:: TAREAS A REALIZAR ::
1 > Enumere todas las denominaciones de billetes que menciona el texto sobre los nuevos billetes.
2 > Responda con base en el texto sobre los nuevos billetes:
(a) ¿Qué cargo ocupa Marvin Alvarado?
(b) ¿Qué técnica de impresión deja pequeñas ranuras por el paso de la tinta?
(c) ¿Dónde están ubicados los círculos destinados a los no videntes?
3 > Retome el texto sobre los nuevos billetes a partir de su última oración y continúelo.

:: TEXTO DE LA PÁGINA ::
# # # # # # #
Los costarricenses tendrán en circulación desde el lunes próximo una nueva denominación de billetes de ¢50,000 y una renovación en los de ¢5,000 y ¢10,000, todos con un estándar de seguridad internacional.

Marvin Alvarado, tesorero del Banco Central de Costa Rica (BCCR), comentó a El Financiero que este estándar se resume en tres palabras: tome mire y gire.

Alvarado detalló que el primer nivel del mecanismo de seguridad está diseñando para que cualquier persona pueda identificar de primera mano, sin el auxilio de equipo adicional, la autenticidad del papel moneda.

Así al tocar el billete hay elementos sensibles al tacto como la impresión en la técnica “intaglio” que deja pequeñas ranuras por el paso de la tinta cuando se imprime el billete. Además al tocar las imágenes de los personajes de cada denominación también se puede sentir un relieve.

Incluso, el papel cuenta con un método de reconocimiento para los no videntes que son unos círculos, ubicados cerca de la esquina superior derecha del anverso, que se corresponden en cantidad con la denominación del billete.
# # # # # # #
:: DATOS SUMINISTRADOS ::
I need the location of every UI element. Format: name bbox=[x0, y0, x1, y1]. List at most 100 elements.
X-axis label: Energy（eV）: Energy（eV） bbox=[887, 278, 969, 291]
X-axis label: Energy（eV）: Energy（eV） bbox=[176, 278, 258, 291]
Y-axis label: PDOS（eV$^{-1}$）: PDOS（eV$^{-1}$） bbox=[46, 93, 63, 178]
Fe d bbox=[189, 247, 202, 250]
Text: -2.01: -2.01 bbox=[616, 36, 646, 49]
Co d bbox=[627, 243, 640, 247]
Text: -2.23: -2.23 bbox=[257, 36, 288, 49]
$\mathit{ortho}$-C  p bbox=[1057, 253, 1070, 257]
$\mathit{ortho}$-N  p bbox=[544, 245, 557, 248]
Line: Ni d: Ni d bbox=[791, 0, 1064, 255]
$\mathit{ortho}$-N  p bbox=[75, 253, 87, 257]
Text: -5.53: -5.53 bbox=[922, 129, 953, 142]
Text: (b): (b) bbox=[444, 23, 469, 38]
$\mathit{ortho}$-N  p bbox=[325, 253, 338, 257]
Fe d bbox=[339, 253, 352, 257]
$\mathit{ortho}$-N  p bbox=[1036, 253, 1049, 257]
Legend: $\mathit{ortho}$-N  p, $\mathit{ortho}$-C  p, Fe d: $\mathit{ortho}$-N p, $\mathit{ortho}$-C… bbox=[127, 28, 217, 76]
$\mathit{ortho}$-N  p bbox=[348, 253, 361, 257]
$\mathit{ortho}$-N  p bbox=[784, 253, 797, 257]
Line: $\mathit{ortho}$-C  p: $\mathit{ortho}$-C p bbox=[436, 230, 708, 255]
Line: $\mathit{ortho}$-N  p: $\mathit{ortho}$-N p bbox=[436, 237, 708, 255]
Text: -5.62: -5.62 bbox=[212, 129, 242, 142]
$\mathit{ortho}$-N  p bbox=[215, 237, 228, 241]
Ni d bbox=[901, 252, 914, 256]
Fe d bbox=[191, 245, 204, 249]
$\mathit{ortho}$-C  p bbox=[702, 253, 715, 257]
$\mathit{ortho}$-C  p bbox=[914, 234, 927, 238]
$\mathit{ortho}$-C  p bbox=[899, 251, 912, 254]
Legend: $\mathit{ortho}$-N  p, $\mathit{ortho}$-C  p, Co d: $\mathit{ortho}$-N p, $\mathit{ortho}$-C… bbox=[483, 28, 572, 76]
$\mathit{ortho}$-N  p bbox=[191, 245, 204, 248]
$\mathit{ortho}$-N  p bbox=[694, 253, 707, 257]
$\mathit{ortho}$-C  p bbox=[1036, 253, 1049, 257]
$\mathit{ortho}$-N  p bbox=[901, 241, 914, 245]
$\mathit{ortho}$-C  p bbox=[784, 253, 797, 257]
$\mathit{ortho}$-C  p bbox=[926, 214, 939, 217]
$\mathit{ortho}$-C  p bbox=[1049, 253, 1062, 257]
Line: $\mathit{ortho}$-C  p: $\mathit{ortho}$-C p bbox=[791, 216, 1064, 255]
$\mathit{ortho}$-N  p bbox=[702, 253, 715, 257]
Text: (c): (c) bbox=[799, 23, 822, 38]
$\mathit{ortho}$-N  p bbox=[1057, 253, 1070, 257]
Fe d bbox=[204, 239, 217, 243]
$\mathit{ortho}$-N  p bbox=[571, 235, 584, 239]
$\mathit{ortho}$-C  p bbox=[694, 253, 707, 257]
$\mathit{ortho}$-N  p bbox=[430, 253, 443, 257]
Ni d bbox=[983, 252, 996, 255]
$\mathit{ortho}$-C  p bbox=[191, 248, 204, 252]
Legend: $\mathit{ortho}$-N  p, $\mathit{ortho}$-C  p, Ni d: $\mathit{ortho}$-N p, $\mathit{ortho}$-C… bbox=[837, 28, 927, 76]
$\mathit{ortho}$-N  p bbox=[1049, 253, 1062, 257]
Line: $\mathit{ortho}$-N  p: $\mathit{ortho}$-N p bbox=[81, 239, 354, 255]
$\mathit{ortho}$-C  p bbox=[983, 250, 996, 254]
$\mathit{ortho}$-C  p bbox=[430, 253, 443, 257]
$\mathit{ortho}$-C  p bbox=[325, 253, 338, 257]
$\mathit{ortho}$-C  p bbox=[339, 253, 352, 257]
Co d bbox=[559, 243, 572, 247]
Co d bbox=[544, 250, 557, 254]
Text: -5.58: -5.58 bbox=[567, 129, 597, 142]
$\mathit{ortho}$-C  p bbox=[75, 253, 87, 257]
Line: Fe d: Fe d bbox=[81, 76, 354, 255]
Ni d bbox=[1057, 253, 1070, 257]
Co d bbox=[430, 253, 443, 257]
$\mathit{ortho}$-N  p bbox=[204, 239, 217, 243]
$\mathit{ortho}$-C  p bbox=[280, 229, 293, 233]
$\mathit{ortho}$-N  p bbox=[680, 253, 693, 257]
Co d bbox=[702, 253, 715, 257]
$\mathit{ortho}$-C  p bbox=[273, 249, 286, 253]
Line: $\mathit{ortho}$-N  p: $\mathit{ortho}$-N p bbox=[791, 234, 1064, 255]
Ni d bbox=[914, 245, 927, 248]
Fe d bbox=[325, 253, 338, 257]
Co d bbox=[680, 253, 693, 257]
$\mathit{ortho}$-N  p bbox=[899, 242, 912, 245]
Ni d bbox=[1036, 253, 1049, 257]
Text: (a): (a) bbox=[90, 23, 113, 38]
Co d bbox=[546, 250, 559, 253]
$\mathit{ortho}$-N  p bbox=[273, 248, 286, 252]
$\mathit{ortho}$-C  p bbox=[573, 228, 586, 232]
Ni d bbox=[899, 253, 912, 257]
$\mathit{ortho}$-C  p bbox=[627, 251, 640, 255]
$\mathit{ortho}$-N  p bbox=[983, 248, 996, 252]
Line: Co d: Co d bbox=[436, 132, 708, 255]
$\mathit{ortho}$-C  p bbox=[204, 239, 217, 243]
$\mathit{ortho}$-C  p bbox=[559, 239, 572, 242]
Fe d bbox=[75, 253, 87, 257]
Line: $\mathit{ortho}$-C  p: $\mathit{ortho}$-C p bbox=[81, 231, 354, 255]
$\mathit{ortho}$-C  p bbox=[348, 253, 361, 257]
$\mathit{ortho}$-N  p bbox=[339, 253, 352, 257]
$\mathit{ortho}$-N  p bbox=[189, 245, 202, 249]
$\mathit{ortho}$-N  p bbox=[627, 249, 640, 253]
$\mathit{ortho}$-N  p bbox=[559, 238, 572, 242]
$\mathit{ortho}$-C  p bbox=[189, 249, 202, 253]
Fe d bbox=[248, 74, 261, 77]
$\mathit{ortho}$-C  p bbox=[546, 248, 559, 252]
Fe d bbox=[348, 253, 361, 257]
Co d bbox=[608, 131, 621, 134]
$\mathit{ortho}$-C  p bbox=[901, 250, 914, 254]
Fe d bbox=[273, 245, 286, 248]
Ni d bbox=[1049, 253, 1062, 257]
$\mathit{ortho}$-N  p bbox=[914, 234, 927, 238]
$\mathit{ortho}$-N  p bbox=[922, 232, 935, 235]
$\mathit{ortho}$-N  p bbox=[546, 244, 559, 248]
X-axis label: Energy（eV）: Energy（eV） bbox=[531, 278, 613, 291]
# # # # # # #
:: RESPUESTAS REDACTADAS ::
1 >
- ¢50,000
- ¢5,000
- ¢10,000

2 >
(a) Es tesorero del Banco Central de Costa Rica (BCCR).
(b) La técnica "intaglio".
(c) Cerca de la esquina superior derecha del anverso.

3 >
A primera vista, también hay un elemento que sirve para autenticar el papel moneda: el registro perfecto. Este consiste en que la imagen del número de la denominación del billete visto en anverso se completa con la imagen del reverso.

Otra de las formas de comprobación es la de girar el billete observando cómo el mapa impreso en él cambia de color, al igual que el hilo de seguridad.

Aunque el tesorero del BCCR reconoce que los usuarios deberán acostumbrarse a aplicar las técnicas de reconocimiento a los nuevos billetes.

Para esta nueva denominación de billetes, el Banco Central invirtió $25,225 (¢12.6 millones).